◆ What you are asked to do
Write out every entry word for word.
* Begin Dataset excerpts *
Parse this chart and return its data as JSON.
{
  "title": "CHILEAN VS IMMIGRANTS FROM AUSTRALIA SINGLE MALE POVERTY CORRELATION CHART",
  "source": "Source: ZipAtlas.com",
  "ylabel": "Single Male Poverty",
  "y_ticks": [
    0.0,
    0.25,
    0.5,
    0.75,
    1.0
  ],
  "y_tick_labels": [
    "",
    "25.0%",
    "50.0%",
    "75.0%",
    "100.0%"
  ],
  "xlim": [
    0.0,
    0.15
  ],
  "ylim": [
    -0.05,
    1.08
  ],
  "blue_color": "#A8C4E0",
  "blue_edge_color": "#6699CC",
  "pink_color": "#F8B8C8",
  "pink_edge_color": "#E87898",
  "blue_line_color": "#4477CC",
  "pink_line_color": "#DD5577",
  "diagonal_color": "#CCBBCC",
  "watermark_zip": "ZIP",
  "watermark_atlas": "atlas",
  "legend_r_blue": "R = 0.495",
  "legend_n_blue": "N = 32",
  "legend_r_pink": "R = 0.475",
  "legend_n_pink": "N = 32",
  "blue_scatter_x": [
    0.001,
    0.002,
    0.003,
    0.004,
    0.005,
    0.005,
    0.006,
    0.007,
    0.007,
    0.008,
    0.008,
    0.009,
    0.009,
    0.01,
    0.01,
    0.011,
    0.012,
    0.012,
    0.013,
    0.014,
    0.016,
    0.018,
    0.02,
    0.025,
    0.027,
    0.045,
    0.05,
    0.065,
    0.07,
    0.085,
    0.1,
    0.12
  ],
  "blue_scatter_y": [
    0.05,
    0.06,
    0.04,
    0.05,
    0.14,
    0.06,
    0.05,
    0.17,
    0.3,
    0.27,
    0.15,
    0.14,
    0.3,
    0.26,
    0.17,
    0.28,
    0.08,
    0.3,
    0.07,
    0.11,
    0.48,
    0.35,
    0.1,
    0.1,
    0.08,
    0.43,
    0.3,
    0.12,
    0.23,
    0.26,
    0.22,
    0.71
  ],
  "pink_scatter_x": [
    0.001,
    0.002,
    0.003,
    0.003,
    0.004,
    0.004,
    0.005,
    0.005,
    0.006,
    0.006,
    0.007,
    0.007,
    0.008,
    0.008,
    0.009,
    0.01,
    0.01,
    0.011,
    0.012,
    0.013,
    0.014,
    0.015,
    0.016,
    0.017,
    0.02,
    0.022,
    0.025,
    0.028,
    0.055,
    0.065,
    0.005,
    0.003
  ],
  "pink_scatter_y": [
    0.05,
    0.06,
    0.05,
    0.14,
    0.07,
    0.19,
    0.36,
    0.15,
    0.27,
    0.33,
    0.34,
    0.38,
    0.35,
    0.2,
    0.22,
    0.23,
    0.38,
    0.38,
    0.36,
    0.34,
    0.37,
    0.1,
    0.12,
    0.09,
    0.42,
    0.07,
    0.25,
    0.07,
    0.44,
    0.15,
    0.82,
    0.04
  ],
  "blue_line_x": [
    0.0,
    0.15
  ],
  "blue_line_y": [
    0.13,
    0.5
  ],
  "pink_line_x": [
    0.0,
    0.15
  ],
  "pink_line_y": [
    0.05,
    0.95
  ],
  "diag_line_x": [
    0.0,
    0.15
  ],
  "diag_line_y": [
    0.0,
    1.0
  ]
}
* End Dataset excerpts *
◆ Task solution
Parse this chart and return its data as JSON.
{
  "title": "CHILEAN VS IMMIGRANTS FROM AUSTRALIA SINGLE MALE POVERTY CORRELATION CHART",
  "source": "Source: ZipAtlas.com",
  "ylabel": "Single Male Poverty",
  "y_ticks": [
    0.0,
    0.25,
    0.5,
    0.75,
    1.0
  ],
  "y_tick_labels": [
    "",
    "25.0%",
    "50.0%",
    "75.0%",
    "100.0%"
  ],
  "xlim": [
    0.0,
    0.15
  ],
  "ylim": [
    -0.05,
    1.08
  ],
  "blue_color": "#A8C4E0",
  "blue_edge_color": "#6699CC",
  "pink_color": "#F8B8C8",
  "pink_edge_color": "#E87898",
  "blue_line_color": "#4477CC",
  "pink_line_color": "#DD5577",
  "diagonal_color": "#CCBBCC",
  "watermark_zip": "ZIP",
  "watermark_atlas": "atlas",
  "legend_r_blue": "R = 0.495",
  "legend_n_blue": "N = 32",
  "legend_r_pink": "R = 0.475",
  "legend_n_pink": "N = 32",
  "blue_scatter_x": [
    0.001,
    0.002,
    0.003,
    0.004,
    0.005,
    0.005,
    0.006,
    0.007,
    0.007,
    0.008,
    0.008,
    0.009,
    0.009,
    0.01,
    0.01,
    0.011,
    0.012,
    0.012,
    0.013,
    0.014,
    0.016,
    0.018,
    0.02,
    0.025,
    0.027,
    0.045,
    0.05,
    0.065,
    0.07,
    0.085,
    0.1,
    0.12
  ],
  "blue_scatter_y": [
    0.05,
    0.06,
    0.04,
    0.05,
    0.14,
    0.06,
    0.05,
    0.17,
    0.3,
    0.27,
    0.15,
    0.14,
    0.3,
    0.26,
    0.17,
    0.28,
    0.08,
    0.3,
    0.07,
    0.11,
    0.48,
    0.35,
    0.1,
    0.1,
    0.08,
    0.43,
    0.3,
    0.12,
    0.23,
    0.26,
    0.22,
    0.71
  ],
  "pink_scatter_x": [
    0.001,
    0.002,
    0.003,
    0.003,
    0.004,
    0.004,
    0.005,
    0.005,
    0.006,
    0.006,
    0.007,
    0.007,
    0.008,
    0.008,
    0.009,
    0.01,
    0.01,
    0.011,
    0.012,
    0.013,
    0.014,
    0.015,
    0.016,
    0.017,
    0.02,
    0.022,
    0.025,
    0.028,
    0.055,
    0.065,
    0.005,
    0.003
  ],
  "pink_scatter_y": [
    0.05,
    0.06,
    0.05,
    0.14,
    0.07,
    0.19,
    0.36,
    0.15,
    0.27,
    0.33,
    0.34,
    0.38,
    0.35,
    0.2,
    0.22,
    0.23,
    0.38,
    0.38,
    0.36,
    0.34,
    0.37,
    0.1,
    0.12,
    0.09,
    0.42,
    0.07,
    0.25,
    0.07,
    0.44,
    0.15,
    0.82,
    0.04
  ],
  "blue_line_x": [
    0.0,
    0.15
  ],
  "blue_line_y": [
    0.13,
    0.5
  ],
  "pink_line_x": [
    0.0,
    0.15
  ],
  "pink_line_y": [
    0.05,
    0.95
  ],
  "diag_line_x": [
    0.0,
    0.15
  ],
  "diag_line_y": [
    0.0,
    1.0
  ]
}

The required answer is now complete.